Repeat the records below exactly.
╭─ Data
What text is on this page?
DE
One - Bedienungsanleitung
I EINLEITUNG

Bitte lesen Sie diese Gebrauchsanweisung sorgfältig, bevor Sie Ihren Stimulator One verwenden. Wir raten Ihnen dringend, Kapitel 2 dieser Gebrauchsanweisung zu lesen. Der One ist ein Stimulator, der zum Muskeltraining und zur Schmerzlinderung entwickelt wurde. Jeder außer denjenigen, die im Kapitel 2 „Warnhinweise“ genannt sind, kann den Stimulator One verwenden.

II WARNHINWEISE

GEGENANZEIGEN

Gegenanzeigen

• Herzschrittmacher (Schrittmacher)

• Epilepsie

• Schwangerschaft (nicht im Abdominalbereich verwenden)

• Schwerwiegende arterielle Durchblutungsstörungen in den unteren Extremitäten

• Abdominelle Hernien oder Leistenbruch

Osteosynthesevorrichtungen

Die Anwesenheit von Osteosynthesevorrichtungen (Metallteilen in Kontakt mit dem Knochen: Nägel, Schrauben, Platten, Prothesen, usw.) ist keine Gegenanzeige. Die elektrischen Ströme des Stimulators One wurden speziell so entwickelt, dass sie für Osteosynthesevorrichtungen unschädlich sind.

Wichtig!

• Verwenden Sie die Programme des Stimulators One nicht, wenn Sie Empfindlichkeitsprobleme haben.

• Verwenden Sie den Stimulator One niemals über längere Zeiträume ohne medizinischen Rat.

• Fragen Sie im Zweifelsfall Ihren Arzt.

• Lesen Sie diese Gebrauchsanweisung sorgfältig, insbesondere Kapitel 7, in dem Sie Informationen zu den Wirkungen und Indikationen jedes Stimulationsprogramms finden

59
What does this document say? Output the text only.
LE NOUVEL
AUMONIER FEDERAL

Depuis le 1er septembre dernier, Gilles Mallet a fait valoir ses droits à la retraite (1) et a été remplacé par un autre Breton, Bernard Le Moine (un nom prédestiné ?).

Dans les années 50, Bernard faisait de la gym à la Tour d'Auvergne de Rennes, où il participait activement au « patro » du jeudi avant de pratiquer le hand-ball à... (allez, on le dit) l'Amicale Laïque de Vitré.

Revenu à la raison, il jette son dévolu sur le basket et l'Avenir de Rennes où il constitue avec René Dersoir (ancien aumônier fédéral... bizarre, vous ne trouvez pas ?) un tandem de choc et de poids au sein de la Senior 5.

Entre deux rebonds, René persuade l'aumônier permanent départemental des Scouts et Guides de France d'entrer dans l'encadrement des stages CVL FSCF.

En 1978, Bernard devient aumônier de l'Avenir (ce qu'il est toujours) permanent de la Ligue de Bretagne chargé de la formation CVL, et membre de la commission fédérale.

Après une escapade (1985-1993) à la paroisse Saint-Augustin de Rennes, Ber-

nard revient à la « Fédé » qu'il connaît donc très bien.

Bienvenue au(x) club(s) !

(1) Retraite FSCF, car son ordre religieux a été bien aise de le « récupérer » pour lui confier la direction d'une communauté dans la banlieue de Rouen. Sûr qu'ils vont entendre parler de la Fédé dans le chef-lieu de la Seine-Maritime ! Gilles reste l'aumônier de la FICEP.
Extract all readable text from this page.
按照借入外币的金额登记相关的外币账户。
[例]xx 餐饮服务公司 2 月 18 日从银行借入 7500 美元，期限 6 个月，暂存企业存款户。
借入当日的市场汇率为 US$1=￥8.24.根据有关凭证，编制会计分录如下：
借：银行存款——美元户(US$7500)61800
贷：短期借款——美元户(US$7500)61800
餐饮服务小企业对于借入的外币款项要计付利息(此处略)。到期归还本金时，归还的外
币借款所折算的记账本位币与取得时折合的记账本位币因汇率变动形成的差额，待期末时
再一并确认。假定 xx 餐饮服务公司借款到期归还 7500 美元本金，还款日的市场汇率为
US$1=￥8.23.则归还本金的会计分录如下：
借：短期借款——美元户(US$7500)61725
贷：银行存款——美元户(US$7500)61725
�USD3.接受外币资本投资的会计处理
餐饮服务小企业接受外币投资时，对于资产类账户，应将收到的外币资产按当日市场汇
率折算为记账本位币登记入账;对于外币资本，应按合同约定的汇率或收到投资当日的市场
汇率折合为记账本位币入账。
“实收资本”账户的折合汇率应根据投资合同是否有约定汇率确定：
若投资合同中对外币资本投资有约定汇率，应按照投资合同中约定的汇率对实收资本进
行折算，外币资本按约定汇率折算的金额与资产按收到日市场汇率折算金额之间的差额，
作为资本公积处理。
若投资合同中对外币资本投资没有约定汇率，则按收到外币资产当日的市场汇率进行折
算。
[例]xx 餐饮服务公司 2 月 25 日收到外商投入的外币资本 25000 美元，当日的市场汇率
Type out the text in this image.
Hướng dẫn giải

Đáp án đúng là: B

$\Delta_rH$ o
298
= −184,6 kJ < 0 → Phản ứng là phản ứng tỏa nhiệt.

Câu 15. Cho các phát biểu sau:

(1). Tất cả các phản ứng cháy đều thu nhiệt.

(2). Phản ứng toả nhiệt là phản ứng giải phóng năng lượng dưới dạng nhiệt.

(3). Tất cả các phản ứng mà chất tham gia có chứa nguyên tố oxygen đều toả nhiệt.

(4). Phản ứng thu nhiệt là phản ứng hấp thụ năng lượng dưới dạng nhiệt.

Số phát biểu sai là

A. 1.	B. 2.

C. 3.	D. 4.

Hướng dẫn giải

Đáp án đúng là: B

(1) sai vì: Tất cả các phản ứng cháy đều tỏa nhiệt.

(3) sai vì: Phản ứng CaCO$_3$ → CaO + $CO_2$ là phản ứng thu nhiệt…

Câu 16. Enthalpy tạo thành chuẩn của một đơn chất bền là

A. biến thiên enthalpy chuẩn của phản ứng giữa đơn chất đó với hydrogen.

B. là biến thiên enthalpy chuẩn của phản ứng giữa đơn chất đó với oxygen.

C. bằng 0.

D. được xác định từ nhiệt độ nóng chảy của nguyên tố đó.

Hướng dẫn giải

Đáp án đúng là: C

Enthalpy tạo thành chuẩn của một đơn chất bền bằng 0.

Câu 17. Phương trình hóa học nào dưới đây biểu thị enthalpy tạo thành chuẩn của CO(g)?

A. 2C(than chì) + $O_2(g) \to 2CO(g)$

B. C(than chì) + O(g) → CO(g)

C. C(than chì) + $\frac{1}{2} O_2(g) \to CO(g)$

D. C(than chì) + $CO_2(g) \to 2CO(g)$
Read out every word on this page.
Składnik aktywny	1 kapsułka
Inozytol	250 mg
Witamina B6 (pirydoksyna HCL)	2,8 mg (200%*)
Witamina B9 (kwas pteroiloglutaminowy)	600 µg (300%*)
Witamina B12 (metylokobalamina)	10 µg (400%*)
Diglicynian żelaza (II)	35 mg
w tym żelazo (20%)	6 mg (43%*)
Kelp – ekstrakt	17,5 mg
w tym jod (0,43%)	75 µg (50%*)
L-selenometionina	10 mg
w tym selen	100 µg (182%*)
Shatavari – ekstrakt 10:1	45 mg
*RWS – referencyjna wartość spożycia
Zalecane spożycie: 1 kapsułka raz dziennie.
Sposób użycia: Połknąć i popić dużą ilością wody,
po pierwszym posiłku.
╰─
Final answer:
What text is on this page?
DE
One - Bedienungsanleitung
I EINLEITUNG

Bitte lesen Sie diese Gebrauchsanweisung sorgfältig, bevor Sie Ihren Stimulator One verwenden. Wir raten Ihnen dringend, Kapitel 2 dieser Gebrauchsanweisung zu lesen. Der One ist ein Stimulator, der zum Muskeltraining und zur Schmerzlinderung entwickelt wurde. Jeder außer denjenigen, die im Kapitel 2 „Warnhinweise“ genannt sind, kann den Stimulator One verwenden.

II WARNHINWEISE

GEGENANZEIGEN

Gegenanzeigen

• Herzschrittmacher (Schrittmacher)

• Epilepsie

• Schwangerschaft (nicht im Abdominalbereich verwenden)

• Schwerwiegende arterielle Durchblutungsstörungen in den unteren Extremitäten

• Abdominelle Hernien oder Leistenbruch

Osteosynthesevorrichtungen

Die Anwesenheit von Osteosynthesevorrichtungen (Metallteilen in Kontakt mit dem Knochen: Nägel, Schrauben, Platten, Prothesen, usw.) ist keine Gegenanzeige. Die elektrischen Ströme des Stimulators One wurden speziell so entwickelt, dass sie für Osteosynthesevorrichtungen unschädlich sind.

Wichtig!

• Verwenden Sie die Programme des Stimulators One nicht, wenn Sie Empfindlichkeitsprobleme haben.

• Verwenden Sie den Stimulator One niemals über längere Zeiträume ohne medizinischen Rat.

• Fragen Sie im Zweifelsfall Ihren Arzt.

• Lesen Sie diese Gebrauchsanweisung sorgfältig, insbesondere Kapitel 7, in dem Sie Informationen zu den Wirkungen und Indikationen jedes Stimulationsprogramms finden

59
What does this document say? Output the text only.
LE NOUVEL
AUMONIER FEDERAL

Depuis le 1er septembre dernier, Gilles Mallet a fait valoir ses droits à la retraite (1) et a été remplacé par un autre Breton, Bernard Le Moine (un nom prédestiné ?).

Dans les années 50, Bernard faisait de la gym à la Tour d'Auvergne de Rennes, où il participait activement au « patro » du jeudi avant de pratiquer le hand-ball à... (allez, on le dit) l'Amicale Laïque de Vitré.

Revenu à la raison, il jette son dévolu sur le basket et l'Avenir de Rennes où il constitue avec René Dersoir (ancien aumônier fédéral... bizarre, vous ne trouvez pas ?) un tandem de choc et de poids au sein de la Senior 5.

Entre deux rebonds, René persuade l'aumônier permanent départemental des Scouts et Guides de France d'entrer dans l'encadrement des stages CVL FSCF.

En 1978, Bernard devient aumônier de l'Avenir (ce qu'il est toujours) permanent de la Ligue de Bretagne chargé de la formation CVL, et membre de la commission fédérale.

Après une escapade (1985-1993) à la paroisse Saint-Augustin de Rennes, Ber-

nard revient à la « Fédé » qu'il connaît donc très bien.

Bienvenue au(x) club(s) !

(1) Retraite FSCF, car son ordre religieux a été bien aise de le « récupérer » pour lui confier la direction d'une communauté dans la banlieue de Rouen. Sûr qu'ils vont entendre parler de la Fédé dans le chef-lieu de la Seine-Maritime ! Gilles reste l'aumônier de la FICEP.
Extract all readable text from this page.
按照借入外币的金额登记相关的外币账户。
[例]xx 餐饮服务公司 2 月 18 日从银行借入 7500 美元，期限 6 个月，暂存企业存款户。
借入当日的市场汇率为 US$1=￥8.24.根据有关凭证，编制会计分录如下：
借：银行存款——美元户(US$7500)61800
贷：短期借款——美元户(US$7500)61800
餐饮服务小企业对于借入的外币款项要计付利息(此处略)。到期归还本金时，归还的外
币借款所折算的记账本位币与取得时折合的记账本位币因汇率变动形成的差额，待期末时
再一并确认。假定 xx 餐饮服务公司借款到期归还 7500 美元本金，还款日的市场汇率为
US$1=￥8.23.则归还本金的会计分录如下：
借：短期借款——美元户(US$7500)61725
贷：银行存款——美元户(US$7500)61725
�USD3.接受外币资本投资的会计处理
餐饮服务小企业接受外币投资时，对于资产类账户，应将收到的外币资产按当日市场汇
率折算为记账本位币登记入账;对于外币资本，应按合同约定的汇率或收到投资当日的市场
汇率折合为记账本位币入账。
“实收资本”账户的折合汇率应根据投资合同是否有约定汇率确定：
若投资合同中对外币资本投资有约定汇率，应按照投资合同中约定的汇率对实收资本进
行折算，外币资本按约定汇率折算的金额与资产按收到日市场汇率折算金额之间的差额，
作为资本公积处理。
若投资合同中对外币资本投资没有约定汇率，则按收到外币资产当日的市场汇率进行折
算。
[例]xx 餐饮服务公司 2 月 25 日收到外商投入的外币资本 25000 美元，当日的市场汇率
Type out the text in this image.
Hướng dẫn giải

Đáp án đúng là: B

$\Delta_rH$ o
298
= −184,6 kJ < 0 → Phản ứng là phản ứng tỏa nhiệt.

Câu 15. Cho các phát biểu sau:

(1). Tất cả các phản ứng cháy đều thu nhiệt.

(2). Phản ứng toả nhiệt là phản ứng giải phóng năng lượng dưới dạng nhiệt.

(3). Tất cả các phản ứng mà chất tham gia có chứa nguyên tố oxygen đều toả nhiệt.

(4). Phản ứng thu nhiệt là phản ứng hấp thụ năng lượng dưới dạng nhiệt.

Số phát biểu sai là

A. 1.	B. 2.

C. 3.	D. 4.

Hướng dẫn giải

Đáp án đúng là: B

(1) sai vì: Tất cả các phản ứng cháy đều tỏa nhiệt.

(3) sai vì: Phản ứng CaCO$_3$ → CaO + $CO_2$ là phản ứng thu nhiệt…

Câu 16. Enthalpy tạo thành chuẩn của một đơn chất bền là

A. biến thiên enthalpy chuẩn của phản ứng giữa đơn chất đó với hydrogen.

B. là biến thiên enthalpy chuẩn của phản ứng giữa đơn chất đó với oxygen.

C. bằng 0.

D. được xác định từ nhiệt độ nóng chảy của nguyên tố đó.

Hướng dẫn giải

Đáp án đúng là: C

Enthalpy tạo thành chuẩn của một đơn chất bền bằng 0.

Câu 17. Phương trình hóa học nào dưới đây biểu thị enthalpy tạo thành chuẩn của CO(g)?

A. 2C(than chì) + $O_2(g) \to 2CO(g)$

B. C(than chì) + O(g) → CO(g)

C. C(than chì) + $\frac{1}{2} O_2(g) \to CO(g)$

D. C(than chì) + $CO_2(g) \to 2CO(g)$
Read out every word on this page.
Składnik aktywny	1 kapsułka
Inozytol	250 mg
Witamina B6 (pirydoksyna HCL)	2,8 mg (200%*)
Witamina B9 (kwas pteroiloglutaminowy)	600 µg (300%*)
Witamina B12 (metylokobalamina)	10 µg (400%*)
Diglicynian żelaza (II)	35 mg
w tym żelazo (20%)	6 mg (43%*)
Kelp – ekstrakt	17,5 mg
w tym jod (0,43%)	75 µg (50%*)
L-selenometionina	10 mg
w tym selen	100 µg (182%*)
Shatavari – ekstrakt 10:1	45 mg
*RWS – referencyjna wartość spożycia
Zalecane spożycie: 1 kapsułka raz dziennie.
Sposób użycia: Połknąć i popić dużą ilością wody,
po pierwszym posiłku.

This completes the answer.